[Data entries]
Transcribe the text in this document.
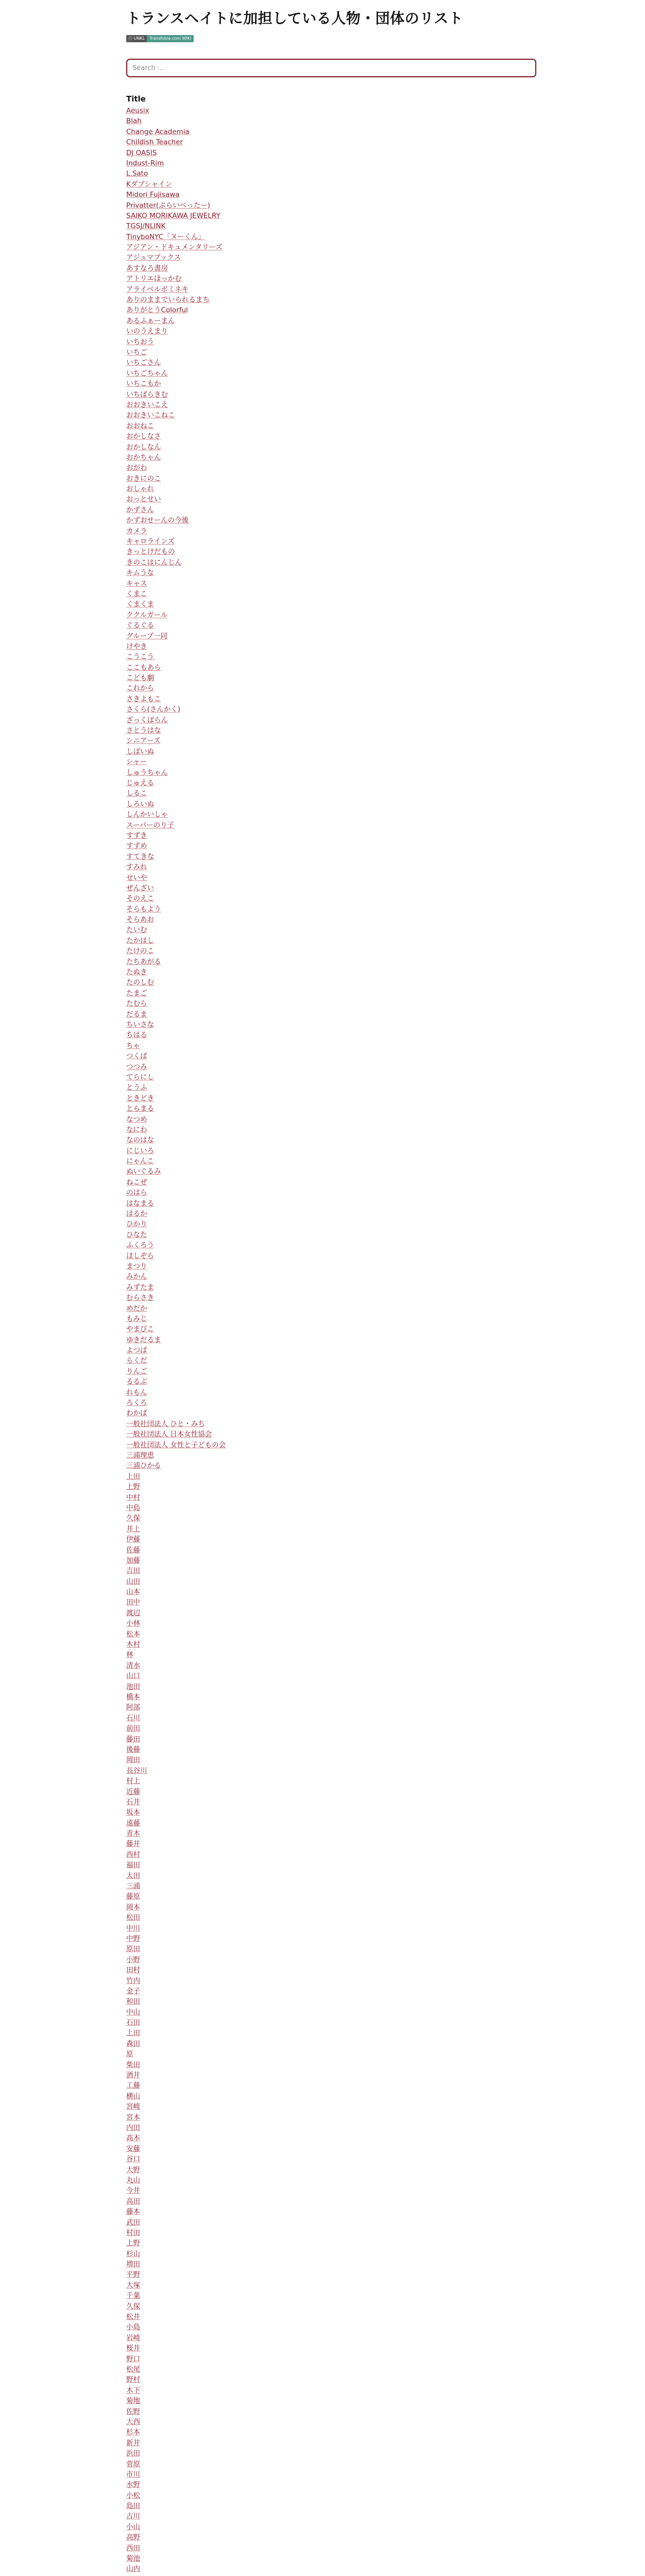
トランスヘイトに加担している人物・団体のリスト
ⓒ UNKL	Transfobia.com WIKI
Search ...
Title
Aeusix
Blah
Change Academia
Childish Teacher
DJ OASIS
Indust-Rim
L.Sato
Kダブシャイン
Midori Fujisawa
Privatter(ぷらいべったー)
SAIKO MORIKAWA JEWELRY
TGSJ/NLINK
TinyboNYC「ヌーくん」
アジアン・ドキュメンタリーズ
アジュマブックス
あすなろ書房
アトリエほっかむ
アライベルボミネキ
ありのままでいられるまち
ありがとうColorful
あるふぁーまん
いのうえまり
いちおう
いちご
いちごさん
いちごちゃん
いちこもか
いちばらきむ
おおきいこえ
おおきいこねこ
おおねこ
おかしなさ
おかしなん
おかちゃん
おがわ
おきにのこ
おしゃれ
おっとせい
かずさん
かずおせーんの今後
カメラ
キャロラインズ
きっとけだもの
きのこはにんじん
キムうな
キャス
くまこ
くまくま
ククルガール
ぐるぐる
グループ一同
けやき
こうこう
ここもあら
こども劇
これから
さきよもこ
さくら(さんかく)
ざっくばらん
さとうはな
シニアーズ
しばいぬ
シャー
しゅうちゃん
じゅえる
しるこ
しろいぬ
しんかいしゃ
スーパーのり子
すずき
すずめ
すてきな
すみれ
せいや
ぜんざい
そのえこ
そらもよう
そらあお
たいむ
たかはし
たけのこ
たちあがる
たぬき
たのしむ
たまご
たむら
だるま
ちいさな
ちはる
ちゃ
つくば
つつみ
てらにし
とうふ
ときどき
とらまる
なつめ
なにわ
なのはな
にじいろ
にゃんこ
ぬいぐるみ
ねこぜ
のはら
はなまる
はるか
ひかり
ひなた
ふくろう
ほしぞら
まつり
みかん
みずたま
むらさき
めだか
もみじ
やまびこ
ゆきだるま
よつば
らくだ
りんご
るるぶ
れもん
ろくろ
わかば
一般社団法人 ひと・みち
一般社団法人 日本女性協会
一般社団法人 女性と子どもの会
三浦理恵
三浦ひかる
上田
上野
中村
中島
久保
井上
伊藤
佐藤
加藤
吉田
山田
山本
田中
渡辺
小林
松本
木村
林
清水
山口
池田
橋本
阿部
石川
前田
藤田
後藤
岡田
長谷川
村上
近藤
石井
坂本
遠藤
青木
藤井
西村
福田
太田
三浦
藤原
岡本
松田
中川
中野
原田
小野
田村
竹内
金子
和田
中山
石田
上田
森田
原
柴田
酒井
工藤
横山
宮崎
宮本
内田
高木
安藤
谷口
大野
丸山
今井
高田
藤本
武田
村田
上野
杉山
増田
平野
大塚
千葉
久保
松井
小島
岩崎
桜井
野口
松尾
野村
木下
菊地
佐野
大西
杉本
新井
浜田
菅原
市川
水野
小松
島田
古川
小山
高野
西田
菊池
山内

[THE TASK] Reproduce each record from above exactly; pictures do not belong in the copy.

[RESULT BELOW]
Transcribe the text in this document.
トランスヘイトに加担している人物・団体のリスト
ⓒ UNKL	Transfobia.com WIKI
Search ...
Title
Aeusix
Blah
Change Academia
Childish Teacher
DJ OASIS
Indust-Rim
L.Sato
Kダブシャイン
Midori Fujisawa
Privatter(ぷらいべったー)
SAIKO MORIKAWA JEWELRY
TGSJ/NLINK
TinyboNYC「ヌーくん」
アジアン・ドキュメンタリーズ
アジュマブックス
あすなろ書房
アトリエほっかむ
アライベルボミネキ
ありのままでいられるまち
ありがとうColorful
あるふぁーまん
いのうえまり
いちおう
いちご
いちごさん
いちごちゃん
いちこもか
いちばらきむ
おおきいこえ
おおきいこねこ
おおねこ
おかしなさ
おかしなん
おかちゃん
おがわ
おきにのこ
おしゃれ
おっとせい
かずさん
かずおせーんの今後
カメラ
キャロラインズ
きっとけだもの
きのこはにんじん
キムうな
キャス
くまこ
くまくま
ククルガール
ぐるぐる
グループ一同
けやき
こうこう
ここもあら
こども劇
これから
さきよもこ
さくら(さんかく)
ざっくばらん
さとうはな
シニアーズ
しばいぬ
シャー
しゅうちゃん
じゅえる
しるこ
しろいぬ
しんかいしゃ
スーパーのり子
すずき
すずめ
すてきな
すみれ
せいや
ぜんざい
そのえこ
そらもよう
そらあお
たいむ
たかはし
たけのこ
たちあがる
たぬき
たのしむ
たまご
たむら
だるま
ちいさな
ちはる
ちゃ
つくば
つつみ
てらにし
とうふ
ときどき
とらまる
なつめ
なにわ
なのはな
にじいろ
にゃんこ
ぬいぐるみ
ねこぜ
のはら
はなまる
はるか
ひかり
ひなた
ふくろう
ほしぞら
まつり
みかん
みずたま
むらさき
めだか
もみじ
やまびこ
ゆきだるま
よつば
らくだ
りんご
るるぶ
れもん
ろくろ
わかば
一般社団法人 ひと・みち
一般社団法人 日本女性協会
一般社団法人 女性と子どもの会
三浦理恵
三浦ひかる
上田
上野
中村
中島
久保
井上
伊藤
佐藤
加藤
吉田
山田
山本
田中
渡辺
小林
松本
木村
林
清水
山口
池田
橋本
阿部
石川
前田
藤田
後藤
岡田
長谷川
村上
近藤
石井
坂本
遠藤
青木
藤井
西村
福田
太田
三浦
藤原
岡本
松田
中川
中野
原田
小野
田村
竹内
金子
和田
中山
石田
上田
森田
原
柴田
酒井
工藤
横山
宮崎
宮本
内田
高木
安藤
谷口
大野
丸山
今井
高田
藤本
武田
村田
上野
杉山
増田
平野
大塚
千葉
久保
松井
小島
岩崎
桜井
野口
松尾
野村
木下
菊地
佐野
大西
杉本
新井
浜田
菅原
市川
水野
小松
島田
古川
小山
高野
西田
菊池
山内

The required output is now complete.